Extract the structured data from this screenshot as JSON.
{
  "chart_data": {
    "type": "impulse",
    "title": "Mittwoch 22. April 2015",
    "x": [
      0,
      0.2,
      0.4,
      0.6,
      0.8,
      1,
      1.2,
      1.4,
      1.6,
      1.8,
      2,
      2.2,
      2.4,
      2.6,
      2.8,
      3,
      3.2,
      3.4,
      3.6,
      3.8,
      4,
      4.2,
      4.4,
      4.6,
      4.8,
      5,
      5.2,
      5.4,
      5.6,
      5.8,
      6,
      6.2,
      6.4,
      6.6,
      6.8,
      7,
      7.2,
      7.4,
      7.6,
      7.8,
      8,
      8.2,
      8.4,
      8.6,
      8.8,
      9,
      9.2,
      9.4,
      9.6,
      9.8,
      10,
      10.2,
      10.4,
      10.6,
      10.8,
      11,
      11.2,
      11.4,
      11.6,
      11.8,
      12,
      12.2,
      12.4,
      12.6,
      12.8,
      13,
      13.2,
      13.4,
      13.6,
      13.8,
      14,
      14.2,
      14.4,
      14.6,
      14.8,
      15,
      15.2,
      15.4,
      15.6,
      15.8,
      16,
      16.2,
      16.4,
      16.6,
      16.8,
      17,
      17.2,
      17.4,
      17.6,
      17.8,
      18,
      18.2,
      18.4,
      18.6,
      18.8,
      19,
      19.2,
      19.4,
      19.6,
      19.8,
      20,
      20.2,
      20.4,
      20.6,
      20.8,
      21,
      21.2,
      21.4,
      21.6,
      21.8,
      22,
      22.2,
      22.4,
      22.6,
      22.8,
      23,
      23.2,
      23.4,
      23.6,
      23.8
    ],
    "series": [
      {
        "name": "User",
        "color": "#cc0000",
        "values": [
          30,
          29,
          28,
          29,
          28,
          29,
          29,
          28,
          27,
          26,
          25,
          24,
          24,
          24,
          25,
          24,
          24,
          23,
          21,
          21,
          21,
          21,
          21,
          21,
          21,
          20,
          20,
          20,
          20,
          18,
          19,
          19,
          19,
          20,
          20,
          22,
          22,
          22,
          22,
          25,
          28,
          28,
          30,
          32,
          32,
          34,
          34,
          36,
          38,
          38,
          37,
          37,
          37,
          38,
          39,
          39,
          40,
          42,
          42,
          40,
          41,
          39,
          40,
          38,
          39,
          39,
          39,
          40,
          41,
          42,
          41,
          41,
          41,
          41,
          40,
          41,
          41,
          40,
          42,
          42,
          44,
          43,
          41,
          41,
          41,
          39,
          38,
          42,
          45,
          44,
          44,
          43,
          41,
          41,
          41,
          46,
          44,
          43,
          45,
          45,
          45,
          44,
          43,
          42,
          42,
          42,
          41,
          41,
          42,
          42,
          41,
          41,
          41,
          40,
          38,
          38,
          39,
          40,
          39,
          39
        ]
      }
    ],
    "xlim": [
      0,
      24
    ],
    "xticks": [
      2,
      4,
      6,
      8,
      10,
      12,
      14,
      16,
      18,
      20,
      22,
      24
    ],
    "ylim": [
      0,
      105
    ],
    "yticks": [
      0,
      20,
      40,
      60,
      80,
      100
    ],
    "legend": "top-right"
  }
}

# # # # # # #

*Your goal*: Above are the records; retype them all without a single difference.

*Answer to this problem*:
Extract the structured data from this screenshot as JSON.
{
  "chart_data": {
    "type": "impulse",
    "title": "Mittwoch 22. April 2015",
    "x": [
      0,
      0.2,
      0.4,
      0.6,
      0.8,
      1,
      1.2,
      1.4,
      1.6,
      1.8,
      2,
      2.2,
      2.4,
      2.6,
      2.8,
      3,
      3.2,
      3.4,
      3.6,
      3.8,
      4,
      4.2,
      4.4,
      4.6,
      4.8,
      5,
      5.2,
      5.4,
      5.6,
      5.8,
      6,
      6.2,
      6.4,
      6.6,
      6.8,
      7,
      7.2,
      7.4,
      7.6,
      7.8,
      8,
      8.2,
      8.4,
      8.6,
      8.8,
      9,
      9.2,
      9.4,
      9.6,
      9.8,
      10,
      10.2,
      10.4,
      10.6,
      10.8,
      11,
      11.2,
      11.4,
      11.6,
      11.8,
      12,
      12.2,
      12.4,
      12.6,
      12.8,
      13,
      13.2,
      13.4,
      13.6,
      13.8,
      14,
      14.2,
      14.4,
      14.6,
      14.8,
      15,
      15.2,
      15.4,
      15.6,
      15.8,
      16,
      16.2,
      16.4,
      16.6,
      16.8,
      17,
      17.2,
      17.4,
      17.6,
      17.8,
      18,
      18.2,
      18.4,
      18.6,
      18.8,
      19,
      19.2,
      19.4,
      19.6,
      19.8,
      20,
      20.2,
      20.4,
      20.6,
      20.8,
      21,
      21.2,
      21.4,
      21.6,
      21.8,
      22,
      22.2,
      22.4,
      22.6,
      22.8,
      23,
      23.2,
      23.4,
      23.6,
      23.8
    ],
    "series": [
      {
        "name": "User",
        "color": "#cc0000",
        "values": [
          30,
          29,
          28,
          29,
          28,
          29,
          29,
          28,
          27,
          26,
          25,
          24,
          24,
          24,
          25,
          24,
          24,
          23,
          21,
          21,
          21,
          21,
          21,
          21,
          21,
          20,
          20,
          20,
          20,
          18,
          19,
          19,
          19,
          20,
          20,
          22,
          22,
          22,
          22,
          25,
          28,
          28,
          30,
          32,
          32,
          34,
          34,
          36,
          38,
          38,
          37,
          37,
          37,
          38,
          39,
          39,
          40,
          42,
          42,
          40,
          41,
          39,
          40,
          38,
          39,
          39,
          39,
          40,
          41,
          42,
          41,
          41,
          41,
          41,
          40,
          41,
          41,
          40,
          42,
          42,
          44,
          43,
          41,
          41,
          41,
          39,
          38,
          42,
          45,
          44,
          44,
          43,
          41,
          41,
          41,
          46,
          44,
          43,
          45,
          45,
          45,
          44,
          43,
          42,
          42,
          42,
          41,
          41,
          42,
          42,
          41,
          41,
          41,
          40,
          38,
          38,
          39,
          40,
          39,
          39
        ]
      }
    ],
    "xlim": [
      0,
      24
    ],
    "xticks": [
      2,
      4,
      6,
      8,
      10,
      12,
      14,
      16,
      18,
      20,
      22,
      24
    ],
    "ylim": [
      0,
      105
    ],
    "yticks": [
      0,
      20,
      40,
      60,
      80,
      100
    ],
    "legend": "top-right"
  }
}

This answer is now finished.